Given instruction: Give the count of lines in the data that include "JSON", with no other words.

───── Material for this exercise

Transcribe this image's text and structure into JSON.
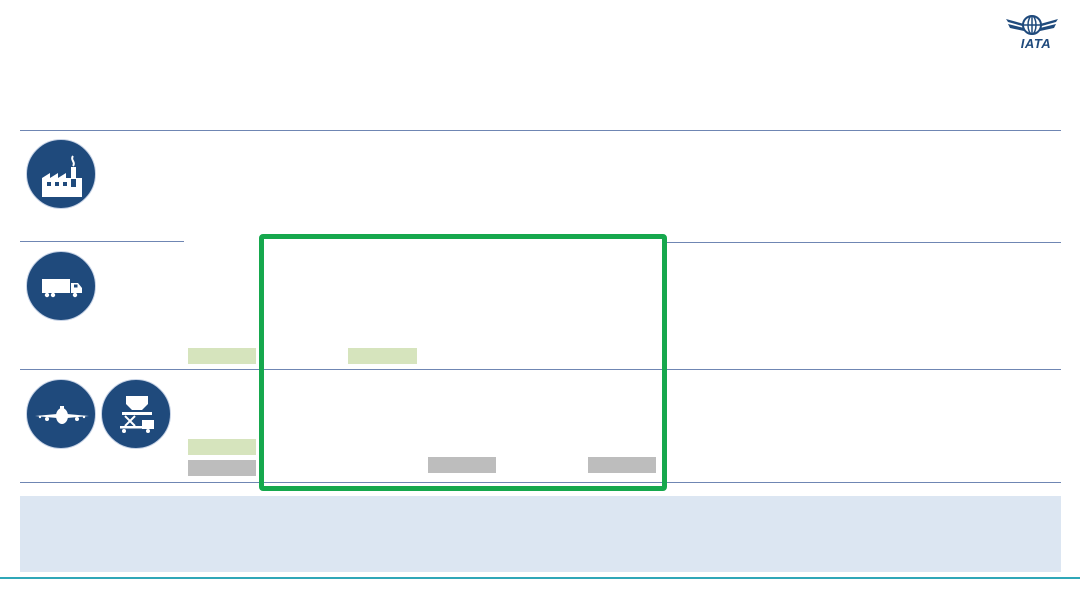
{
  "brand": {
    "logo_text": "IATA",
    "color_primary": "#1f4a7c",
    "color_highlight": "#16a84d",
    "color_chip_green": "#d6e4bd",
    "color_chip_grey": "#bdbdbd",
    "color_footer": "#dce6f2"
  },
  "rows": [
    {
      "id": "manufacturer",
      "icons": [
        "factory-icon"
      ]
    },
    {
      "id": "trucking",
      "icons": [
        "truck-icon"
      ]
    },
    {
      "id": "airline-handling",
      "icons": [
        "airplane-icon",
        "cargo-loader-icon"
      ]
    }
  ],
  "chips": [
    {
      "row": "trucking",
      "color": "green"
    },
    {
      "row": "trucking",
      "color": "green"
    },
    {
      "row": "airline-handling",
      "color": "green"
    },
    {
      "row": "airline-handling",
      "color": "grey"
    },
    {
      "row": "airline-handling",
      "color": "grey"
    },
    {
      "row": "airline-handling",
      "color": "grey"
    }
  ]
}
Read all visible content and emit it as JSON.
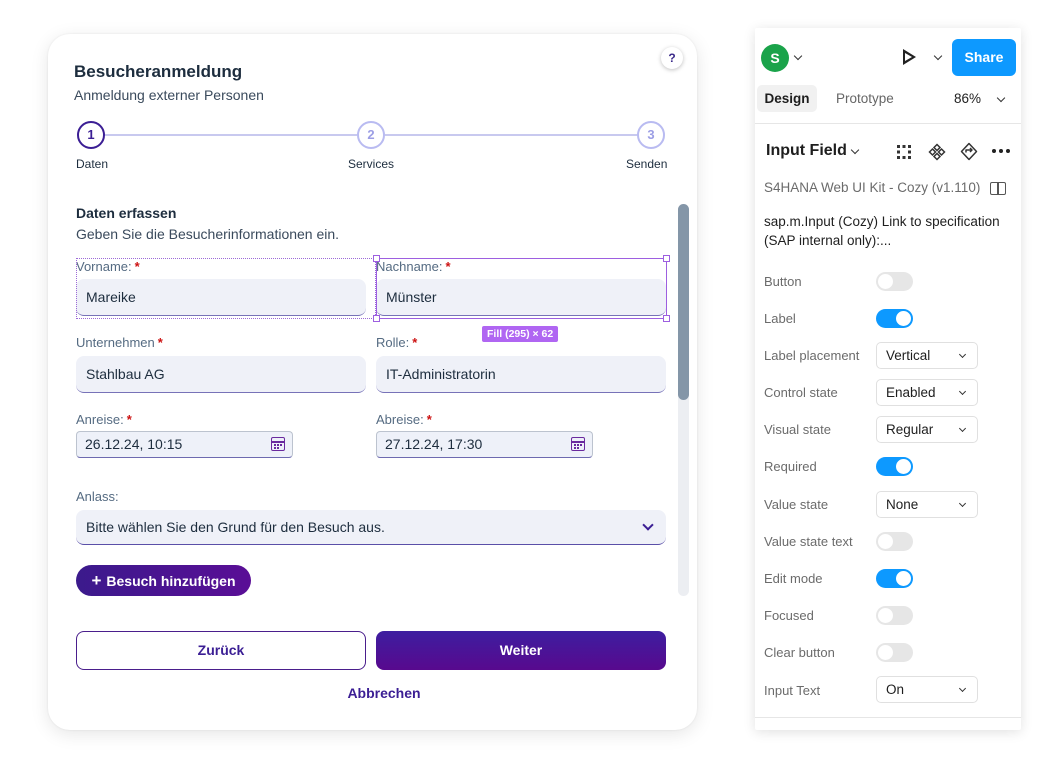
{
  "dialog": {
    "help_glyph": "?",
    "title": "Besucheranmeldung",
    "subtitle": "Anmeldung externer Personen",
    "steps": [
      {
        "number": "1",
        "label": "Daten"
      },
      {
        "number": "2",
        "label": "Services"
      },
      {
        "number": "3",
        "label": "Senden"
      }
    ],
    "section_title": "Daten erfassen",
    "section_subtitle": "Geben Sie die Besucherinformationen ein.",
    "required_marker": "*",
    "fields": {
      "vorname": {
        "label": "Vorname:",
        "value": "Mareike"
      },
      "nachname": {
        "label": "Nachname:",
        "value": "Münster"
      },
      "unternehmen": {
        "label": "Unternehmen",
        "value": "Stahlbau AG"
      },
      "rolle": {
        "label": "Rolle:",
        "value": "IT-Administratorin"
      },
      "anreise": {
        "label": "Anreise:",
        "value": "26.12.24, 10:15"
      },
      "abreise": {
        "label": "Abreise:",
        "value": "27.12.24, 17:30"
      },
      "anlass": {
        "label": "Anlass:",
        "placeholder": "Bitte wählen Sie den Grund für den Besuch aus."
      }
    },
    "add_visit_plus": "+",
    "add_visit_label": "Besuch hinzufügen",
    "back_label": "Zurück",
    "next_label": "Weiter",
    "cancel_label": "Abbrechen",
    "selection_badge": "Fill (295) × 62"
  },
  "panel": {
    "avatar_letter": "S",
    "share_label": "Share",
    "tabs": {
      "design": "Design",
      "prototype": "Prototype"
    },
    "zoom": "86%",
    "component_name": "Input Field",
    "library": "S4HANA Web UI Kit - Cozy (v1.110)",
    "description": "sap.m.Input (Cozy) Link to specification (SAP internal only):...",
    "properties": [
      {
        "label": "Button",
        "kind": "toggle",
        "on": false
      },
      {
        "label": "Label",
        "kind": "toggle",
        "on": true
      },
      {
        "label": "Label placement",
        "kind": "select",
        "value": "Vertical"
      },
      {
        "label": "Control state",
        "kind": "select",
        "value": "Enabled"
      },
      {
        "label": "Visual state",
        "kind": "select",
        "value": "Regular"
      },
      {
        "label": "Required",
        "kind": "toggle",
        "on": true
      },
      {
        "label": "Value state",
        "kind": "select",
        "value": "None"
      },
      {
        "label": "Value state text",
        "kind": "toggle",
        "on": false
      },
      {
        "label": "Edit mode",
        "kind": "toggle",
        "on": true
      },
      {
        "label": "Focused",
        "kind": "toggle",
        "on": false
      },
      {
        "label": "Clear button",
        "kind": "toggle",
        "on": false
      },
      {
        "label": "Input Text",
        "kind": "select",
        "value": "On"
      }
    ]
  },
  "icons": [
    "help-icon",
    "calendar-icon",
    "chevron-down-icon",
    "plus-icon",
    "play-icon",
    "grid-icon",
    "component-icon",
    "swap-icon",
    "more-icon",
    "book-icon"
  ],
  "colors": {
    "brand_purple": "#3b1e94",
    "figma_blue": "#0d99ff",
    "avatar_green": "#1aa34a",
    "selection": "#9d5fe0",
    "required": "#cc1111"
  }
}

──────────

The response: 2